#### [STATED EXERCISE]
Output the lines that follow exactly as they are.

#### [DATA SECTION]

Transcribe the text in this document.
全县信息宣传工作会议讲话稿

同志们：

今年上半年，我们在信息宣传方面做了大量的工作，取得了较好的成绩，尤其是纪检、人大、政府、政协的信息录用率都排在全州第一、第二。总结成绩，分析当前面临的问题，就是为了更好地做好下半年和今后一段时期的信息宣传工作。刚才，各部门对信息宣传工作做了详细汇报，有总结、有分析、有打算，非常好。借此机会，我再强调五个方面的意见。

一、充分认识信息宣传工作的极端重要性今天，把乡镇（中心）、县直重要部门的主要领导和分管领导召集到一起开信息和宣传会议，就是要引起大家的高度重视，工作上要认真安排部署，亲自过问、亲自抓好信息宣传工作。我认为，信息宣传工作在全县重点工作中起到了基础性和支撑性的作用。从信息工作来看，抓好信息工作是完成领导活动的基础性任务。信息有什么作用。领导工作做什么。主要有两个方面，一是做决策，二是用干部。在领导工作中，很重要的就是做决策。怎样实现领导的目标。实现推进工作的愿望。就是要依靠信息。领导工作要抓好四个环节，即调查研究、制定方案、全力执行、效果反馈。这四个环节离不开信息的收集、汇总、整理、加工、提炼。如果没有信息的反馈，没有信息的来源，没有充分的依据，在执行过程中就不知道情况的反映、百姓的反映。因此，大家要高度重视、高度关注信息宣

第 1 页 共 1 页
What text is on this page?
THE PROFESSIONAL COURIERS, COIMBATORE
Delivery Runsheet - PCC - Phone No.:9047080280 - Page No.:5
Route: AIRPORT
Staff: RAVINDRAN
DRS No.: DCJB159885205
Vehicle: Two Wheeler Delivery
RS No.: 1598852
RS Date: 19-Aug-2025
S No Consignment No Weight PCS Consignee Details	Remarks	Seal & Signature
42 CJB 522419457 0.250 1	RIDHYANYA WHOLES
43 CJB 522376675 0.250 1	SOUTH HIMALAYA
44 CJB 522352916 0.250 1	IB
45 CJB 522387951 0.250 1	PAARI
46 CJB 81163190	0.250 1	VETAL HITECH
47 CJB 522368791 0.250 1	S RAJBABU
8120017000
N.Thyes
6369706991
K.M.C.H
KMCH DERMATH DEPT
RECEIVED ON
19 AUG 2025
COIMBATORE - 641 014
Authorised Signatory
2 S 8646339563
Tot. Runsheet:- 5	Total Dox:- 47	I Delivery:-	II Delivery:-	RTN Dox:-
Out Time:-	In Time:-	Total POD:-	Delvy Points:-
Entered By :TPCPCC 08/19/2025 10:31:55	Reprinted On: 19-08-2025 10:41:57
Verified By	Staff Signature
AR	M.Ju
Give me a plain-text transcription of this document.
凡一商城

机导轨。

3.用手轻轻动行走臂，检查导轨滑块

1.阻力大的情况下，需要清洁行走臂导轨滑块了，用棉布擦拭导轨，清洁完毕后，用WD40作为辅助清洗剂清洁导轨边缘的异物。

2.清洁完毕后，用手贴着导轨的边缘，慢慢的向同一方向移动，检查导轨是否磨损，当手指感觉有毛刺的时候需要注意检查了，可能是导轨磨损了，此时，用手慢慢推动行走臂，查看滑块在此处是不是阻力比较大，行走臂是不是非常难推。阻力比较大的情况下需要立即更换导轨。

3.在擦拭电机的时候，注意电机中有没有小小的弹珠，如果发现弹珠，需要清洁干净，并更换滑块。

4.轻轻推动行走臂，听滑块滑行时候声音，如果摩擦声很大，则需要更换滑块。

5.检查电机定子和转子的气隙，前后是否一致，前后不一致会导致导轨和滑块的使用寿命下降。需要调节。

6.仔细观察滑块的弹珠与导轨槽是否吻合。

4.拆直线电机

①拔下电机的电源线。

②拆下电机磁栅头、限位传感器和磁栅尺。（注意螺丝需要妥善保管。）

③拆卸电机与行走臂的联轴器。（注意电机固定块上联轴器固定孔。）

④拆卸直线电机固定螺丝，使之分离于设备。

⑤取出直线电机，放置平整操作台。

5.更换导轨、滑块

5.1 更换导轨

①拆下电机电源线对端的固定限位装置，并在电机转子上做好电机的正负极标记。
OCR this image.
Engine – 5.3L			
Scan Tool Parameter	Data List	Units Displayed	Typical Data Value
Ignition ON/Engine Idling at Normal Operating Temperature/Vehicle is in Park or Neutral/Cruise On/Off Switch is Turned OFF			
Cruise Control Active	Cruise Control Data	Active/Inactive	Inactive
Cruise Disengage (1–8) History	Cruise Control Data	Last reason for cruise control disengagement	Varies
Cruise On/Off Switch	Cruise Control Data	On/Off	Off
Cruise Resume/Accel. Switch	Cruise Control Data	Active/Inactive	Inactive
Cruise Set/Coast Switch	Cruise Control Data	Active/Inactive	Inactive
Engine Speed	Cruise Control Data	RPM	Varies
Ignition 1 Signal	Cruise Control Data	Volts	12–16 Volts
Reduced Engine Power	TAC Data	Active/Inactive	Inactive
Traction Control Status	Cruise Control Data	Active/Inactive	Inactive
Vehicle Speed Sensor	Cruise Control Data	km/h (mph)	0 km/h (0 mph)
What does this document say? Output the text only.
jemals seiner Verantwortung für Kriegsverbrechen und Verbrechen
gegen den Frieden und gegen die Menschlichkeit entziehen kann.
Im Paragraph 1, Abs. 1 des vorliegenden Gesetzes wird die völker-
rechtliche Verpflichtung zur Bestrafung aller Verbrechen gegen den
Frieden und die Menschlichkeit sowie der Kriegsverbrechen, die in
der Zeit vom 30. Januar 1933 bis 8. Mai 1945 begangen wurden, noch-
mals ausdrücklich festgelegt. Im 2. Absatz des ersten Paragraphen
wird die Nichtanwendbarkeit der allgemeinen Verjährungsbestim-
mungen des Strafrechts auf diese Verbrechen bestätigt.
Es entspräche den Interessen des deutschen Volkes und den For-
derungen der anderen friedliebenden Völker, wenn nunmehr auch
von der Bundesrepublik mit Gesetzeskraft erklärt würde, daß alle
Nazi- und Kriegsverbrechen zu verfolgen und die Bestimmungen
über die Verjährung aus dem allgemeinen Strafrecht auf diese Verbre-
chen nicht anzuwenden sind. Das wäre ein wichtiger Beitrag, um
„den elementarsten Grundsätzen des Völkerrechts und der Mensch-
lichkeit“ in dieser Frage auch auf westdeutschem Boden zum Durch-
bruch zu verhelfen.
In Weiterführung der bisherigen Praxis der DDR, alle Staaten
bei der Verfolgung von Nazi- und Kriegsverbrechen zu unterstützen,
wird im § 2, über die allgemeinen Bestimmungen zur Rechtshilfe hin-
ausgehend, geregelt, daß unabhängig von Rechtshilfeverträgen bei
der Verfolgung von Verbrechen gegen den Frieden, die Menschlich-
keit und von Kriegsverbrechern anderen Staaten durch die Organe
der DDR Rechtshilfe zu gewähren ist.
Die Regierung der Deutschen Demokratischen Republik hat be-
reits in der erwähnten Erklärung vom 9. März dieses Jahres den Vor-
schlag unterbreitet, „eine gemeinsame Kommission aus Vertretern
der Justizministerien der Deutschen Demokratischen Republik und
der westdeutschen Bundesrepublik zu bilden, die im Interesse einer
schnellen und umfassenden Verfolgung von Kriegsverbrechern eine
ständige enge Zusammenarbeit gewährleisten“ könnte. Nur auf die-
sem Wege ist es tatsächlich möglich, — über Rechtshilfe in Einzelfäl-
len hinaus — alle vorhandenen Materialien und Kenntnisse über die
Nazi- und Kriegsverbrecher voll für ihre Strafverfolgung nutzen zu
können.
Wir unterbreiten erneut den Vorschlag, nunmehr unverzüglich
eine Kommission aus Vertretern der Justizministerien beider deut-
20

#### [OUTPUT FOR THIS TASK]
Transcribe the text in this document.
全县信息宣传工作会议讲话稿

同志们：

今年上半年，我们在信息宣传方面做了大量的工作，取得了较好的成绩，尤其是纪检、人大、政府、政协的信息录用率都排在全州第一、第二。总结成绩，分析当前面临的问题，就是为了更好地做好下半年和今后一段时期的信息宣传工作。刚才，各部门对信息宣传工作做了详细汇报，有总结、有分析、有打算，非常好。借此机会，我再强调五个方面的意见。

一、充分认识信息宣传工作的极端重要性今天，把乡镇（中心）、县直重要部门的主要领导和分管领导召集到一起开信息和宣传会议，就是要引起大家的高度重视，工作上要认真安排部署，亲自过问、亲自抓好信息宣传工作。我认为，信息宣传工作在全县重点工作中起到了基础性和支撑性的作用。从信息工作来看，抓好信息工作是完成领导活动的基础性任务。信息有什么作用。领导工作做什么。主要有两个方面，一是做决策，二是用干部。在领导工作中，很重要的就是做决策。怎样实现领导的目标。实现推进工作的愿望。就是要依靠信息。领导工作要抓好四个环节，即调查研究、制定方案、全力执行、效果反馈。这四个环节离不开信息的收集、汇总、整理、加工、提炼。如果没有信息的反馈，没有信息的来源，没有充分的依据，在执行过程中就不知道情况的反映、百姓的反映。因此，大家要高度重视、高度关注信息宣

第 1 页 共 1 页
What text is on this page?
THE PROFESSIONAL COURIERS, COIMBATORE
Delivery Runsheet - PCC - Phone No.:9047080280 - Page No.:5
Route: AIRPORT
Staff: RAVINDRAN
DRS No.: DCJB159885205
Vehicle: Two Wheeler Delivery
RS No.: 1598852
RS Date: 19-Aug-2025
S No Consignment No Weight PCS Consignee Details	Remarks	Seal & Signature
42 CJB 522419457 0.250 1	RIDHYANYA WHOLES
43 CJB 522376675 0.250 1	SOUTH HIMALAYA
44 CJB 522352916 0.250 1	IB
45 CJB 522387951 0.250 1	PAARI
46 CJB 81163190	0.250 1	VETAL HITECH
47 CJB 522368791 0.250 1	S RAJBABU
8120017000
N.Thyes
6369706991
K.M.C.H
KMCH DERMATH DEPT
RECEIVED ON
19 AUG 2025
COIMBATORE - 641 014
Authorised Signatory
2 S 8646339563
Tot. Runsheet:- 5	Total Dox:- 47	I Delivery:-	II Delivery:-	RTN Dox:-
Out Time:-	In Time:-	Total POD:-	Delvy Points:-
Entered By :TPCPCC 08/19/2025 10:31:55	Reprinted On: 19-08-2025 10:41:57
Verified By	Staff Signature
AR	M.Ju
Give me a plain-text transcription of this document.
凡一商城

机导轨。

3.用手轻轻动行走臂，检查导轨滑块

1.阻力大的情况下，需要清洁行走臂导轨滑块了，用棉布擦拭导轨，清洁完毕后，用WD40作为辅助清洗剂清洁导轨边缘的异物。

2.清洁完毕后，用手贴着导轨的边缘，慢慢的向同一方向移动，检查导轨是否磨损，当手指感觉有毛刺的时候需要注意检查了，可能是导轨磨损了，此时，用手慢慢推动行走臂，查看滑块在此处是不是阻力比较大，行走臂是不是非常难推。阻力比较大的情况下需要立即更换导轨。

3.在擦拭电机的时候，注意电机中有没有小小的弹珠，如果发现弹珠，需要清洁干净，并更换滑块。

4.轻轻推动行走臂，听滑块滑行时候声音，如果摩擦声很大，则需要更换滑块。

5.检查电机定子和转子的气隙，前后是否一致，前后不一致会导致导轨和滑块的使用寿命下降。需要调节。

6.仔细观察滑块的弹珠与导轨槽是否吻合。

4.拆直线电机

①拔下电机的电源线。

②拆下电机磁栅头、限位传感器和磁栅尺。（注意螺丝需要妥善保管。）

③拆卸电机与行走臂的联轴器。（注意电机固定块上联轴器固定孔。）

④拆卸直线电机固定螺丝，使之分离于设备。

⑤取出直线电机，放置平整操作台。

5.更换导轨、滑块

5.1 更换导轨

①拆下电机电源线对端的固定限位装置，并在电机转子上做好电机的正负极标记。
OCR this image.
Engine – 5.3L			
Scan Tool Parameter	Data List	Units Displayed	Typical Data Value
Ignition ON/Engine Idling at Normal Operating Temperature/Vehicle is in Park or Neutral/Cruise On/Off Switch is Turned OFF			
Cruise Control Active	Cruise Control Data	Active/Inactive	Inactive
Cruise Disengage (1–8) History	Cruise Control Data	Last reason for cruise control disengagement	Varies
Cruise On/Off Switch	Cruise Control Data	On/Off	Off
Cruise Resume/Accel. Switch	Cruise Control Data	Active/Inactive	Inactive
Cruise Set/Coast Switch	Cruise Control Data	Active/Inactive	Inactive
Engine Speed	Cruise Control Data	RPM	Varies
Ignition 1 Signal	Cruise Control Data	Volts	12–16 Volts
Reduced Engine Power	TAC Data	Active/Inactive	Inactive
Traction Control Status	Cruise Control Data	Active/Inactive	Inactive
Vehicle Speed Sensor	Cruise Control Data	km/h (mph)	0 km/h (0 mph)
What does this document say? Output the text only.
jemals seiner Verantwortung für Kriegsverbrechen und Verbrechen
gegen den Frieden und gegen die Menschlichkeit entziehen kann.
Im Paragraph 1, Abs. 1 des vorliegenden Gesetzes wird die völker-
rechtliche Verpflichtung zur Bestrafung aller Verbrechen gegen den
Frieden und die Menschlichkeit sowie der Kriegsverbrechen, die in
der Zeit vom 30. Januar 1933 bis 8. Mai 1945 begangen wurden, noch-
mals ausdrücklich festgelegt. Im 2. Absatz des ersten Paragraphen
wird die Nichtanwendbarkeit der allgemeinen Verjährungsbestim-
mungen des Strafrechts auf diese Verbrechen bestätigt.
Es entspräche den Interessen des deutschen Volkes und den For-
derungen der anderen friedliebenden Völker, wenn nunmehr auch
von der Bundesrepublik mit Gesetzeskraft erklärt würde, daß alle
Nazi- und Kriegsverbrechen zu verfolgen und die Bestimmungen
über die Verjährung aus dem allgemeinen Strafrecht auf diese Verbre-
chen nicht anzuwenden sind. Das wäre ein wichtiger Beitrag, um
„den elementarsten Grundsätzen des Völkerrechts und der Mensch-
lichkeit“ in dieser Frage auch auf westdeutschem Boden zum Durch-
bruch zu verhelfen.
In Weiterführung der bisherigen Praxis der DDR, alle Staaten
bei der Verfolgung von Nazi- und Kriegsverbrechen zu unterstützen,
wird im § 2, über die allgemeinen Bestimmungen zur Rechtshilfe hin-
ausgehend, geregelt, daß unabhängig von Rechtshilfeverträgen bei
der Verfolgung von Verbrechen gegen den Frieden, die Menschlich-
keit und von Kriegsverbrechern anderen Staaten durch die Organe
der DDR Rechtshilfe zu gewähren ist.
Die Regierung der Deutschen Demokratischen Republik hat be-
reits in der erwähnten Erklärung vom 9. März dieses Jahres den Vor-
schlag unterbreitet, „eine gemeinsame Kommission aus Vertretern
der Justizministerien der Deutschen Demokratischen Republik und
der westdeutschen Bundesrepublik zu bilden, die im Interesse einer
schnellen und umfassenden Verfolgung von Kriegsverbrechern eine
ständige enge Zusammenarbeit gewährleisten“ könnte. Nur auf die-
sem Wege ist es tatsächlich möglich, — über Rechtshilfe in Einzelfäl-
len hinaus — alle vorhandenen Materialien und Kenntnisse über die
Nazi- und Kriegsverbrecher voll für ihre Strafverfolgung nutzen zu
können.
Wir unterbreiten erneut den Vorschlag, nunmehr unverzüglich
eine Kommission aus Vertretern der Justizministerien beider deut-
20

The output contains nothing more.